--- begin DATA LINES ---

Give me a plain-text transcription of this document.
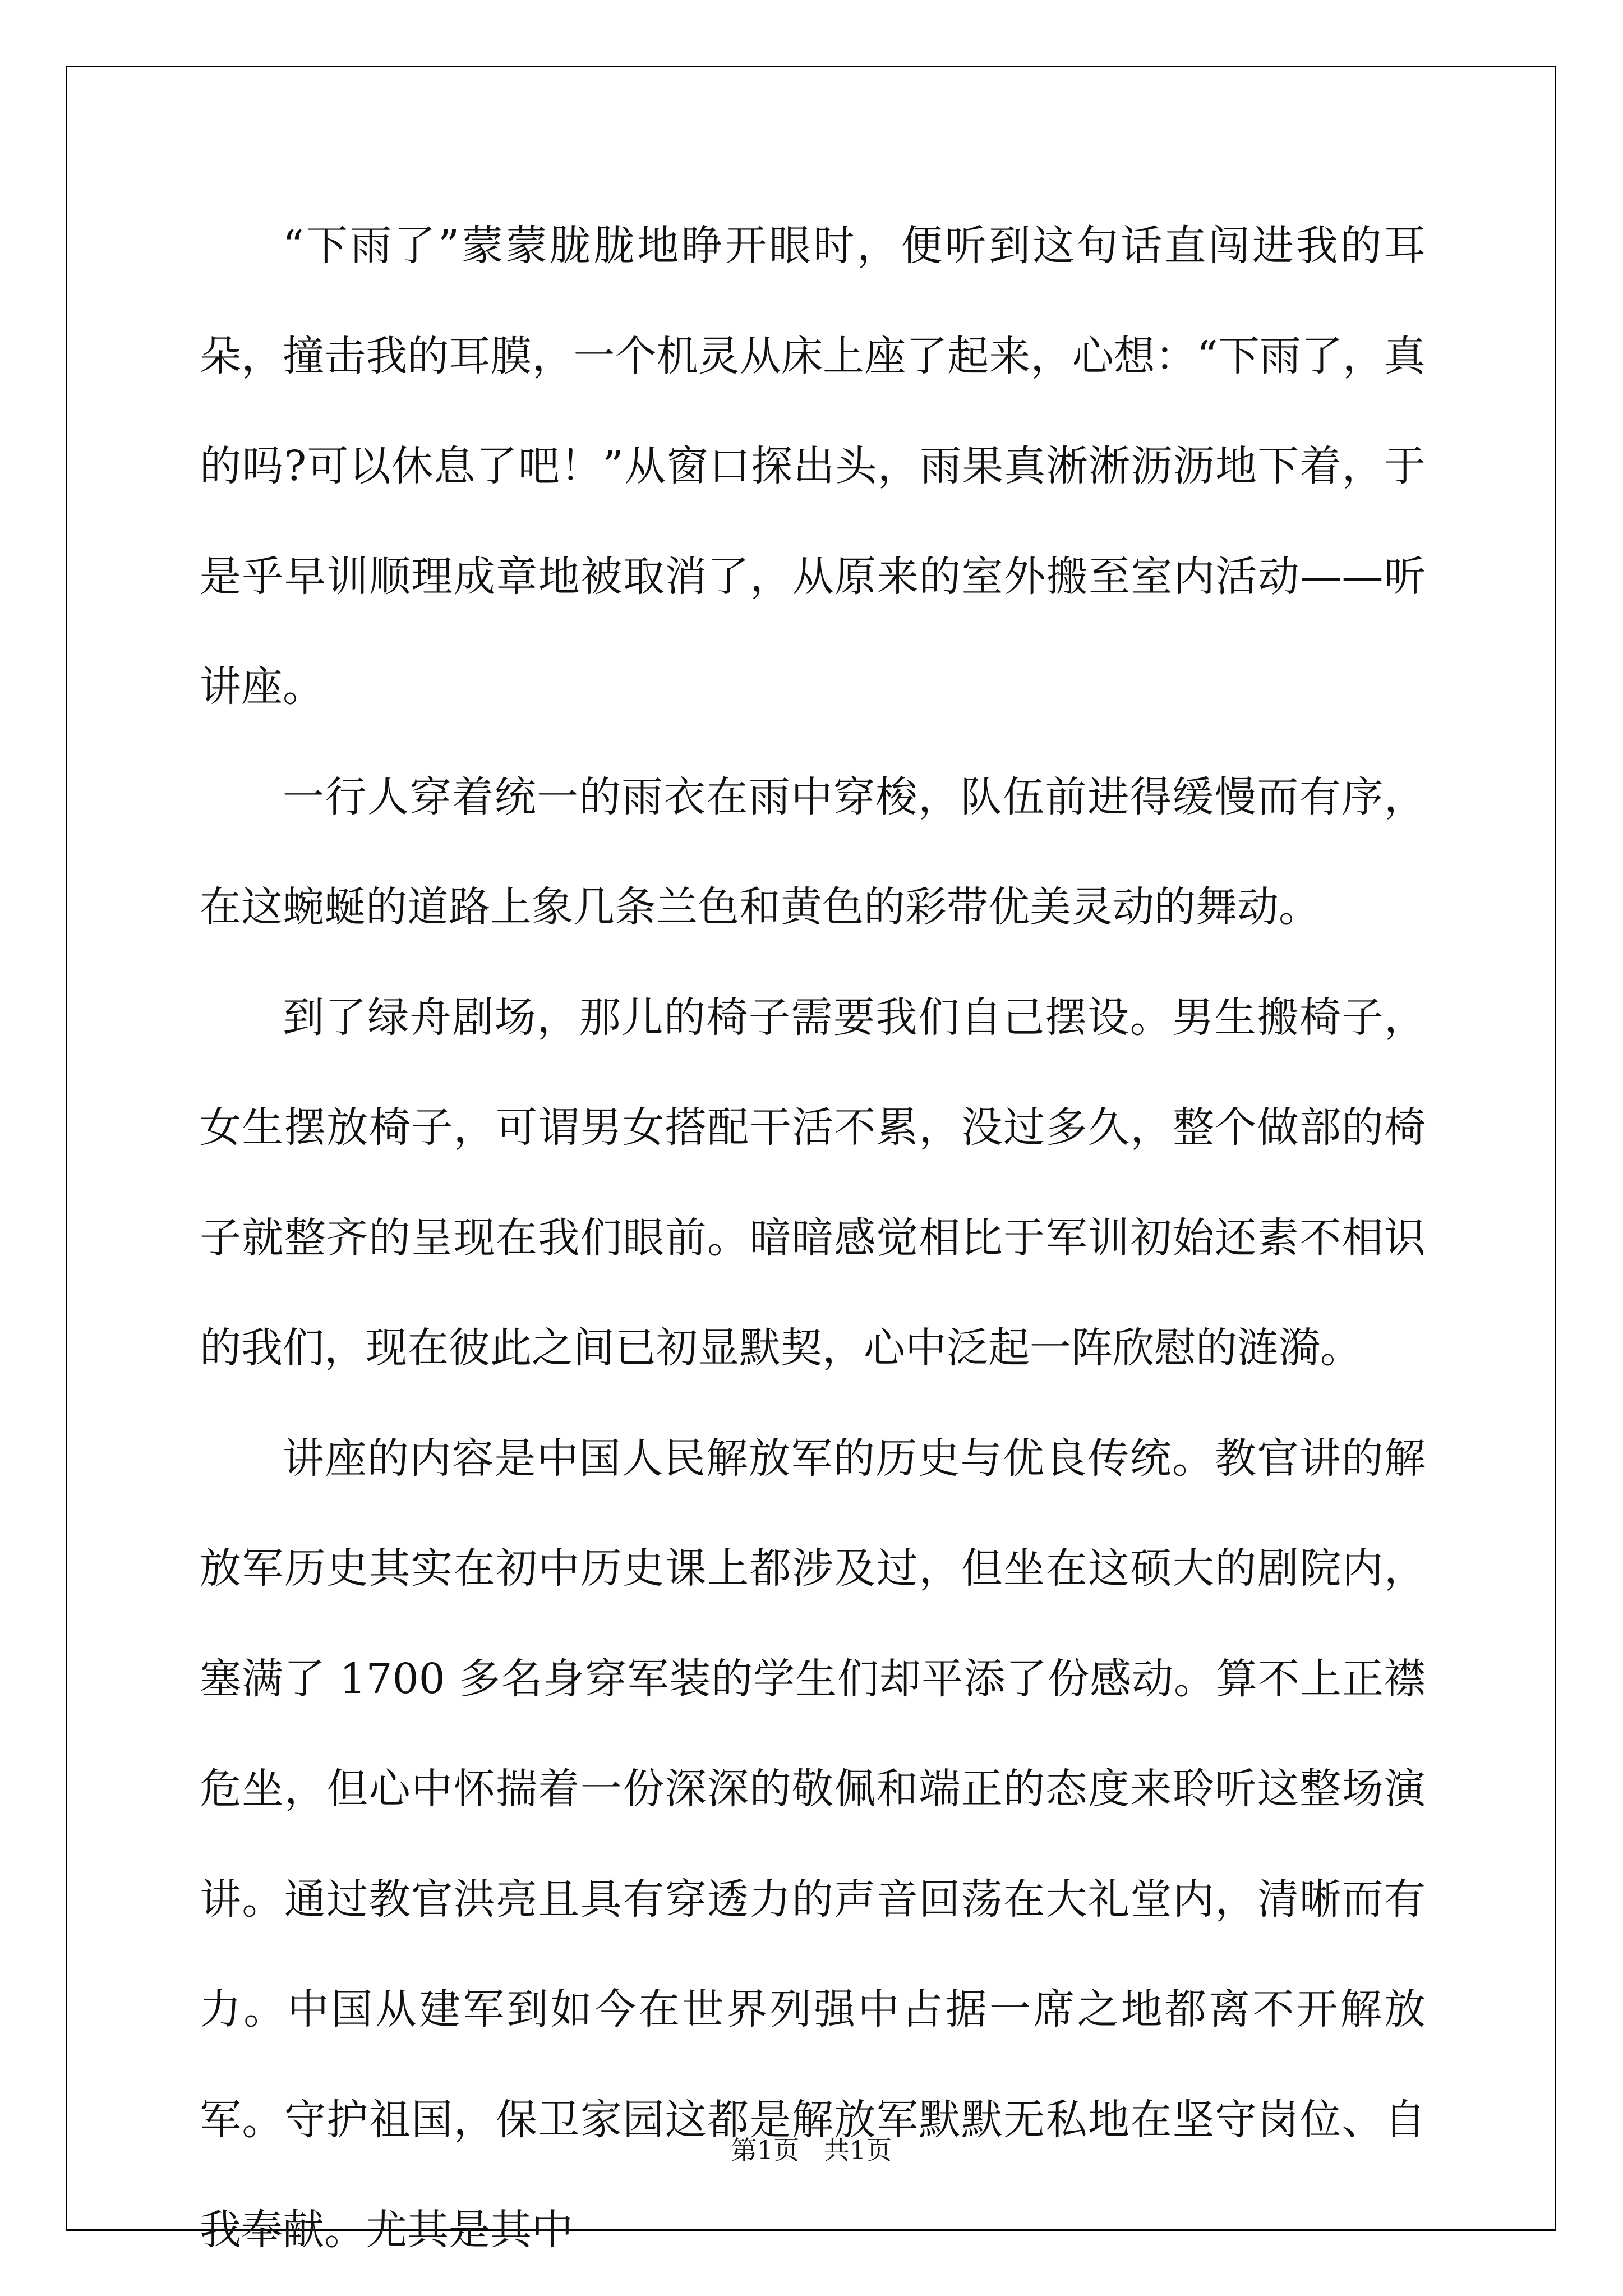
“下雨了”蒙蒙胧胧地睁开眼时，便听到这句话直闯进我的耳朵，撞击我的耳膜，一个机灵从床上座了起来，心想：“下雨了，真的吗?可以休息了吧！”从窗口探出头，雨果真淅淅沥沥地下着，于是乎早训顺理成章地被取消了，从原来的室外搬至室内活动——听讲座。

一行人穿着统一的雨衣在雨中穿梭，队伍前进得缓慢而有序，在这蜿蜒的道路上象几条兰色和黄色的彩带优美灵动的舞动。

到了绿舟剧场，那儿的椅子需要我们自己摆设。男生搬椅子，女生摆放椅子，可谓男女搭配干活不累，没过多久，整个做部的椅子就整齐的呈现在我们眼前。暗暗感觉相比于军训初始还素不相识的我们，现在彼此之间已初显默契，心中泛起一阵欣慰的涟漪。

讲座的内容是中国人民解放军的历史与优良传统。教官讲的解放军历史其实在初中历史课上都涉及过，但坐在这硕大的剧院内，塞满了 1700 多名身穿军装的学生们却平添了份感动。算不上正襟危坐，但心中怀揣着一份深深的敬佩和端正的态度来聆听这整场演讲。通过教官洪亮且具有穿透力的声音回荡在大礼堂内，清晰而有力。中国从建军到如今在世界列强中占据一席之地都离不开解放军。守护祖国，保卫家园这都是解放军默默无私地在坚守岗位、自我奉献。尤其是其中

第1页   共1页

--- end DATA LINES ---

■ WHAT TO WORK ON: The data should be printed again unchanged; leave its pictures out.

■ EXERCISE ANSWER:
Give me a plain-text transcription of this document.
“下雨了”蒙蒙胧胧地睁开眼时，便听到这句话直闯进我的耳朵，撞击我的耳膜，一个机灵从床上座了起来，心想：“下雨了，真的吗?可以休息了吧！”从窗口探出头，雨果真淅淅沥沥地下着，于是乎早训顺理成章地被取消了，从原来的室外搬至室内活动——听讲座。

一行人穿着统一的雨衣在雨中穿梭，队伍前进得缓慢而有序，在这蜿蜒的道路上象几条兰色和黄色的彩带优美灵动的舞动。

到了绿舟剧场，那儿的椅子需要我们自己摆设。男生搬椅子，女生摆放椅子，可谓男女搭配干活不累，没过多久，整个做部的椅子就整齐的呈现在我们眼前。暗暗感觉相比于军训初始还素不相识的我们，现在彼此之间已初显默契，心中泛起一阵欣慰的涟漪。

讲座的内容是中国人民解放军的历史与优良传统。教官讲的解放军历史其实在初中历史课上都涉及过，但坐在这硕大的剧院内，塞满了 1700 多名身穿军装的学生们却平添了份感动。算不上正襟危坐，但心中怀揣着一份深深的敬佩和端正的态度来聆听这整场演讲。通过教官洪亮且具有穿透力的声音回荡在大礼堂内，清晰而有力。中国从建军到如今在世界列强中占据一席之地都离不开解放军。守护祖国，保卫家园这都是解放军默默无私地在坚守岗位、自我奉献。尤其是其中

第1页   共1页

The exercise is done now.